**Problem to work on:** Without skipping anything, write out each record below exactly.

**Data rows:**

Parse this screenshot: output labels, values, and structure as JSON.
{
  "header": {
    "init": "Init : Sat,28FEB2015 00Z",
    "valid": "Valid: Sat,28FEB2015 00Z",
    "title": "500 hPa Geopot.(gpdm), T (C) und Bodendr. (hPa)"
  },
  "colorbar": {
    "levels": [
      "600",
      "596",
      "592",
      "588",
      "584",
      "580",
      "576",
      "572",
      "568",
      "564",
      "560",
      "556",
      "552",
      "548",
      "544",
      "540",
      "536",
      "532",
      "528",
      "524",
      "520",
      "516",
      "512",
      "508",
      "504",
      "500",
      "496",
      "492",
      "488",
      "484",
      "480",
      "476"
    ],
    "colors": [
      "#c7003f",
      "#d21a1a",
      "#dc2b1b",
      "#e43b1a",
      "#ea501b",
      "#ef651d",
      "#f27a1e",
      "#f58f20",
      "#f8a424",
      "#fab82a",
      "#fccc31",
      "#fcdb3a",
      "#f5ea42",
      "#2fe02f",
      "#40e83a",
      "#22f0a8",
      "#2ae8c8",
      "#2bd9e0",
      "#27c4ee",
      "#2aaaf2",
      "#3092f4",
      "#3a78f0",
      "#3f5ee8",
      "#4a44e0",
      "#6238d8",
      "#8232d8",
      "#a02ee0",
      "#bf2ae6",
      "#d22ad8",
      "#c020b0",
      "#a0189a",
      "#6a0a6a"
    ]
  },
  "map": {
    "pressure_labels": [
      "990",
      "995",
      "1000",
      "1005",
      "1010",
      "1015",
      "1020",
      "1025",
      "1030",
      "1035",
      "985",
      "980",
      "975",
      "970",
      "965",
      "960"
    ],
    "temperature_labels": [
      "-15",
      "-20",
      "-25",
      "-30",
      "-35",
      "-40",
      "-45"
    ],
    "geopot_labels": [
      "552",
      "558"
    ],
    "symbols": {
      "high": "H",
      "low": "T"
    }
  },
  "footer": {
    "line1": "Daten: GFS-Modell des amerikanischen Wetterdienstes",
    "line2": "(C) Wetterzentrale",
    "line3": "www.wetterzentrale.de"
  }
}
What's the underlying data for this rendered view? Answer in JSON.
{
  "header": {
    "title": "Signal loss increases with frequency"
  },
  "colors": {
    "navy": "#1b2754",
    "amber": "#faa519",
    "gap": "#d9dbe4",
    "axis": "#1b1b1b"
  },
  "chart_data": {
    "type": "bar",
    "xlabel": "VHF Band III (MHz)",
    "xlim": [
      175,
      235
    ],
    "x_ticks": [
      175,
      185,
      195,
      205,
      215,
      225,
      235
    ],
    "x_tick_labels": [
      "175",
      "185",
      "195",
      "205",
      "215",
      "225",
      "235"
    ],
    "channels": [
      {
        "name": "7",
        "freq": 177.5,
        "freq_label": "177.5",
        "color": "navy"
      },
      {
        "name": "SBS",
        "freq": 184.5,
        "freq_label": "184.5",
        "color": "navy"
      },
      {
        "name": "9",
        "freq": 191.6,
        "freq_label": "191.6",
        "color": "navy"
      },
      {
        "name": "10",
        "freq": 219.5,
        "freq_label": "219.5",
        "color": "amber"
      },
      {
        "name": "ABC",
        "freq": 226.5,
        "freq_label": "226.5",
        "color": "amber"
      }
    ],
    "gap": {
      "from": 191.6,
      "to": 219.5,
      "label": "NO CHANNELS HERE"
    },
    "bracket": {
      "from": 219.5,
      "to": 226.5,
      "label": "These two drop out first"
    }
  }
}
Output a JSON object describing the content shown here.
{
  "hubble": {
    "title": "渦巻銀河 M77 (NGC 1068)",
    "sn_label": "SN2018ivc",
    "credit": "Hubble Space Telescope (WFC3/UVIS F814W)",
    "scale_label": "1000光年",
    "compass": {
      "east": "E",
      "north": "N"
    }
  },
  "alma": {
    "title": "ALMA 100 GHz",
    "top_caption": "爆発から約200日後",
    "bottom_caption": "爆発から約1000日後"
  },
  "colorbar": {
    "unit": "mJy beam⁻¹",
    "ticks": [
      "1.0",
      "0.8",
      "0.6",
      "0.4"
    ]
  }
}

**Exercise result:**
Parse this screenshot: output labels, values, and structure as JSON.
{
  "header": {
    "init": "Init : Sat,28FEB2015 00Z",
    "valid": "Valid: Sat,28FEB2015 00Z",
    "title": "500 hPa Geopot.(gpdm), T (C) und Bodendr. (hPa)"
  },
  "colorbar": {
    "levels": [
      "600",
      "596",
      "592",
      "588",
      "584",
      "580",
      "576",
      "572",
      "568",
      "564",
      "560",
      "556",
      "552",
      "548",
      "544",
      "540",
      "536",
      "532",
      "528",
      "524",
      "520",
      "516",
      "512",
      "508",
      "504",
      "500",
      "496",
      "492",
      "488",
      "484",
      "480",
      "476"
    ],
    "colors": [
      "#c7003f",
      "#d21a1a",
      "#dc2b1b",
      "#e43b1a",
      "#ea501b",
      "#ef651d",
      "#f27a1e",
      "#f58f20",
      "#f8a424",
      "#fab82a",
      "#fccc31",
      "#fcdb3a",
      "#f5ea42",
      "#2fe02f",
      "#40e83a",
      "#22f0a8",
      "#2ae8c8",
      "#2bd9e0",
      "#27c4ee",
      "#2aaaf2",
      "#3092f4",
      "#3a78f0",
      "#3f5ee8",
      "#4a44e0",
      "#6238d8",
      "#8232d8",
      "#a02ee0",
      "#bf2ae6",
      "#d22ad8",
      "#c020b0",
      "#a0189a",
      "#6a0a6a"
    ]
  },
  "map": {
    "pressure_labels": [
      "990",
      "995",
      "1000",
      "1005",
      "1010",
      "1015",
      "1020",
      "1025",
      "1030",
      "1035",
      "985",
      "980",
      "975",
      "970",
      "965",
      "960"
    ],
    "temperature_labels": [
      "-15",
      "-20",
      "-25",
      "-30",
      "-35",
      "-40",
      "-45"
    ],
    "geopot_labels": [
      "552",
      "558"
    ],
    "symbols": {
      "high": "H",
      "low": "T"
    }
  },
  "footer": {
    "line1": "Daten: GFS-Modell des amerikanischen Wetterdienstes",
    "line2": "(C) Wetterzentrale",
    "line3": "www.wetterzentrale.de"
  }
}
What's the underlying data for this rendered view? Answer in JSON.
{
  "header": {
    "title": "Signal loss increases with frequency"
  },
  "colors": {
    "navy": "#1b2754",
    "amber": "#faa519",
    "gap": "#d9dbe4",
    "axis": "#1b1b1b"
  },
  "chart_data": {
    "type": "bar",
    "xlabel": "VHF Band III (MHz)",
    "xlim": [
      175,
      235
    ],
    "x_ticks": [
      175,
      185,
      195,
      205,
      215,
      225,
      235
    ],
    "x_tick_labels": [
      "175",
      "185",
      "195",
      "205",
      "215",
      "225",
      "235"
    ],
    "channels": [
      {
        "name": "7",
        "freq": 177.5,
        "freq_label": "177.5",
        "color": "navy"
      },
      {
        "name": "SBS",
        "freq": 184.5,
        "freq_label": "184.5",
        "color": "navy"
      },
      {
        "name": "9",
        "freq": 191.6,
        "freq_label": "191.6",
        "color": "navy"
      },
      {
        "name": "10",
        "freq": 219.5,
        "freq_label": "219.5",
        "color": "amber"
      },
      {
        "name": "ABC",
        "freq": 226.5,
        "freq_label": "226.5",
        "color": "amber"
      }
    ],
    "gap": {
      "from": 191.6,
      "to": 219.5,
      "label": "NO CHANNELS HERE"
    },
    "bracket": {
      "from": 219.5,
      "to": 226.5,
      "label": "These two drop out first"
    }
  }
}
Output a JSON object describing the content shown here.
{
  "hubble": {
    "title": "渦巻銀河 M77 (NGC 1068)",
    "sn_label": "SN2018ivc",
    "credit": "Hubble Space Telescope (WFC3/UVIS F814W)",
    "scale_label": "1000光年",
    "compass": {
      "east": "E",
      "north": "N"
    }
  },
  "alma": {
    "title": "ALMA 100 GHz",
    "top_caption": "爆発から約200日後",
    "bottom_caption": "爆発から約1000日後"
  },
  "colorbar": {
    "unit": "mJy beam⁻¹",
    "ticks": [
      "1.0",
      "0.8",
      "0.6",
      "0.4"
    ]
  }
}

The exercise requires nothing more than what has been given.